What the task requires: Retype exactly the stretch of lines that begins at the line containing "Give me a plain-text" and ends at the last line of the data, with no other lines.

Extracted material:
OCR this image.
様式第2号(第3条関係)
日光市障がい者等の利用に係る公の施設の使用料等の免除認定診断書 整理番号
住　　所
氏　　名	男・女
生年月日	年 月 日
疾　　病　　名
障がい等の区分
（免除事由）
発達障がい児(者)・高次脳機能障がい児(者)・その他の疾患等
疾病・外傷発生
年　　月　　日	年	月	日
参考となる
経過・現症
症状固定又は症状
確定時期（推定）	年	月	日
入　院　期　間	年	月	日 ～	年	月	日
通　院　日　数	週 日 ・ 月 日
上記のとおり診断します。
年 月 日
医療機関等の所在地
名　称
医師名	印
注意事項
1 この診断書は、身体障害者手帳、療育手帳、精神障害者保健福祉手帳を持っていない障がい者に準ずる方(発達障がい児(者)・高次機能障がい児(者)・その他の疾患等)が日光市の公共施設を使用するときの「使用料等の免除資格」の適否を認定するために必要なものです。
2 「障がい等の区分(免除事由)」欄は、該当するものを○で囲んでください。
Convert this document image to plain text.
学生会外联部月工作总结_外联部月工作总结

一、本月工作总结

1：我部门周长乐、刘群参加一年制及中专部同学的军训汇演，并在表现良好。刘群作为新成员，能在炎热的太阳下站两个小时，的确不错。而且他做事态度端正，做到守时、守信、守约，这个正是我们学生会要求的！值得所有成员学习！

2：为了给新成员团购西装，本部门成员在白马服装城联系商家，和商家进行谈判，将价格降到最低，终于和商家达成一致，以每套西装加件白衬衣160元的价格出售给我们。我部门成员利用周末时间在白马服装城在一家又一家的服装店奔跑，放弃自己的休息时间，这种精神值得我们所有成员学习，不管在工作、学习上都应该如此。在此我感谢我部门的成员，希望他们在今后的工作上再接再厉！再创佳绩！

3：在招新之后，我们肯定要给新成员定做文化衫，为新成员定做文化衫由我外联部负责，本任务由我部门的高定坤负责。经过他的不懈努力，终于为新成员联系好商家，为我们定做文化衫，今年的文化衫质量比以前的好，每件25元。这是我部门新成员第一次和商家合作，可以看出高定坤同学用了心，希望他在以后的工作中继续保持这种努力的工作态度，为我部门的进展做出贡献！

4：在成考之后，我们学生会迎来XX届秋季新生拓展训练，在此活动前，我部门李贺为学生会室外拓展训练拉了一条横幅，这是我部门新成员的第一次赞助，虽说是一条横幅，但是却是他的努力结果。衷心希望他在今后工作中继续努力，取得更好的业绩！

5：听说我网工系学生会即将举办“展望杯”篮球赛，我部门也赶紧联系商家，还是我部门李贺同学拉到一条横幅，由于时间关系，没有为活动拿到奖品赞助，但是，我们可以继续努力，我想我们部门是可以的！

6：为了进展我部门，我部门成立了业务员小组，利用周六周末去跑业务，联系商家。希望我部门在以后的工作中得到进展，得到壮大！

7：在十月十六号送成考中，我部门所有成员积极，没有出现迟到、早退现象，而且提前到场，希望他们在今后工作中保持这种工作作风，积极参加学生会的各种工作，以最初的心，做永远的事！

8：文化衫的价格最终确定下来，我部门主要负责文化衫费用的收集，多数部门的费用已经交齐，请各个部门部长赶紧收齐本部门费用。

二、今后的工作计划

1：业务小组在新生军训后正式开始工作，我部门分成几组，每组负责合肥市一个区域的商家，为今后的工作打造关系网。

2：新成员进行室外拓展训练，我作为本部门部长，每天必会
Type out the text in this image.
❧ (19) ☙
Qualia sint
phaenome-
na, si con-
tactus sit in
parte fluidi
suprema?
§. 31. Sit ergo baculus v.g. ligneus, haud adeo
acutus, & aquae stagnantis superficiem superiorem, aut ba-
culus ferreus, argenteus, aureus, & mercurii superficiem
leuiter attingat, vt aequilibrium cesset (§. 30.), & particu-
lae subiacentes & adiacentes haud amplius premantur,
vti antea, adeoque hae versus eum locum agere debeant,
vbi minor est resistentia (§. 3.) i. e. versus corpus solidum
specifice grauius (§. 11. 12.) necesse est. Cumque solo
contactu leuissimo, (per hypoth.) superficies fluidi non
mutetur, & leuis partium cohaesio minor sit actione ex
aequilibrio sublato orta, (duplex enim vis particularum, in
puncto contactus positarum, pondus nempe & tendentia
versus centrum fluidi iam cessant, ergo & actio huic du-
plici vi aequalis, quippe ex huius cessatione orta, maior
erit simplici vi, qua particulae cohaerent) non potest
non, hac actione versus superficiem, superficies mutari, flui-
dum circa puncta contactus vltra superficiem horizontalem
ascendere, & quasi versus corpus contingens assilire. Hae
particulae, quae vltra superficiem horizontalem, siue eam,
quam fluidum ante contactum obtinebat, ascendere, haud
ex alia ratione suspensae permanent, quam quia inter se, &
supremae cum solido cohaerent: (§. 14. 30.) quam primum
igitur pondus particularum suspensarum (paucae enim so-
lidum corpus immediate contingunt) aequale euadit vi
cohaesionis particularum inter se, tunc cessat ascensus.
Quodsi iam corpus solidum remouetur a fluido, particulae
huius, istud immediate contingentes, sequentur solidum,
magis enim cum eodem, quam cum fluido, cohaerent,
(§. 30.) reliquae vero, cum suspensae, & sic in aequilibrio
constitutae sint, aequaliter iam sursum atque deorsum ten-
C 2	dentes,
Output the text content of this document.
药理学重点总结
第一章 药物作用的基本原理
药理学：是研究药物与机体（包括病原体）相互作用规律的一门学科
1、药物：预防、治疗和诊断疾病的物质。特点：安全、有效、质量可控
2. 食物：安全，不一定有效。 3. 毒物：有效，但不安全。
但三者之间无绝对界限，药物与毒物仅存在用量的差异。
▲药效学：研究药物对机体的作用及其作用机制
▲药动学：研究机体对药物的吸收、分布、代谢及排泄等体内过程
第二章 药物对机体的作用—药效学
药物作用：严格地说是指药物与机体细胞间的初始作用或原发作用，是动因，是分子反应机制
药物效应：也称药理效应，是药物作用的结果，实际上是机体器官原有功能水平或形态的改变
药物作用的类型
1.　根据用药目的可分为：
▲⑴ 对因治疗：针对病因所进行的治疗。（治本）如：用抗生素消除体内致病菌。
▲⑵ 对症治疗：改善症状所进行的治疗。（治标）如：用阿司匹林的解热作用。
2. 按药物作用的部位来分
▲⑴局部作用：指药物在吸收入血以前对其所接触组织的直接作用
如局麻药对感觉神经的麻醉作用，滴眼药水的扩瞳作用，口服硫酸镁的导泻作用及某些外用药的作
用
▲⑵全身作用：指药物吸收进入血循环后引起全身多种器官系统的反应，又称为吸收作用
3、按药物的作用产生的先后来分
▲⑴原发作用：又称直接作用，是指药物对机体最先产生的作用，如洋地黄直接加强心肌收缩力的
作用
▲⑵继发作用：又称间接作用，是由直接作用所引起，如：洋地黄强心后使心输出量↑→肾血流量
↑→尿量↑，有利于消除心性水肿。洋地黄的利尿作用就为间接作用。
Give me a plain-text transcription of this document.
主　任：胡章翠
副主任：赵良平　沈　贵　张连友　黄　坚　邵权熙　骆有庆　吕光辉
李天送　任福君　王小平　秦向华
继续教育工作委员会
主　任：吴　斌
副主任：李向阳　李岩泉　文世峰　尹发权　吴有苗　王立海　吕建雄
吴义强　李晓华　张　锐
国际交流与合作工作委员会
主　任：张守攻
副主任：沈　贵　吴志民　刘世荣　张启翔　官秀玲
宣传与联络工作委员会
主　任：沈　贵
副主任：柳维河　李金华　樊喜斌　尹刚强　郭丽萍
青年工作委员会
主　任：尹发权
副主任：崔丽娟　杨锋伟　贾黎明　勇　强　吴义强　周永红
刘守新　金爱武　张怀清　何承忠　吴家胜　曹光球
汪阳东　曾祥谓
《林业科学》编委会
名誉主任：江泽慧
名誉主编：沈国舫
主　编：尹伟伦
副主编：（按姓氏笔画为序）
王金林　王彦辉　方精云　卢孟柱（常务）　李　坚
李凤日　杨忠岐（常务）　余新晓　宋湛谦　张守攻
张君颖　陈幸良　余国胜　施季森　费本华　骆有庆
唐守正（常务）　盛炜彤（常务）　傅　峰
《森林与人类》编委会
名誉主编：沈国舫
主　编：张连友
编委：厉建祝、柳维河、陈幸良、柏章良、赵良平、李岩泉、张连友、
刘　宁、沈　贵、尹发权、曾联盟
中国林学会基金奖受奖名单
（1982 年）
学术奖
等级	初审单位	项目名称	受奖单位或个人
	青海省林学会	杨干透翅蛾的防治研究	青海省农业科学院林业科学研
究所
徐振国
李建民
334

The answer:
Give me a plain-text transcription of this document.
主　任：胡章翠
副主任：赵良平　沈　贵　张连友　黄　坚　邵权熙　骆有庆　吕光辉
李天送　任福君　王小平　秦向华
继续教育工作委员会
主　任：吴　斌
副主任：李向阳　李岩泉　文世峰　尹发权　吴有苗　王立海　吕建雄
吴义强　李晓华　张　锐
国际交流与合作工作委员会
主　任：张守攻
副主任：沈　贵　吴志民　刘世荣　张启翔　官秀玲
宣传与联络工作委员会
主　任：沈　贵
副主任：柳维河　李金华　樊喜斌　尹刚强　郭丽萍
青年工作委员会
主　任：尹发权
副主任：崔丽娟　杨锋伟　贾黎明　勇　强　吴义强　周永红
刘守新　金爱武　张怀清　何承忠　吴家胜　曹光球
汪阳东　曾祥谓
《林业科学》编委会
名誉主任：江泽慧
名誉主编：沈国舫
主　编：尹伟伦
副主编：（按姓氏笔画为序）
王金林　王彦辉　方精云　卢孟柱（常务）　李　坚
李凤日　杨忠岐（常务）　余新晓　宋湛谦　张守攻
张君颖　陈幸良　余国胜　施季森　费本华　骆有庆
唐守正（常务）　盛炜彤（常务）　傅　峰
《森林与人类》编委会
名誉主编：沈国舫
主　编：张连友
编委：厉建祝、柳维河、陈幸良、柏章良、赵良平、李岩泉、张连友、
刘　宁、沈　贵、尹发权、曾联盟
中国林学会基金奖受奖名单
（1982 年）
学术奖
等级	初审单位	项目名称	受奖单位或个人
	青海省林学会	杨干透翅蛾的防治研究	青海省农业科学院林业科学研
究所
徐振国
李建民
334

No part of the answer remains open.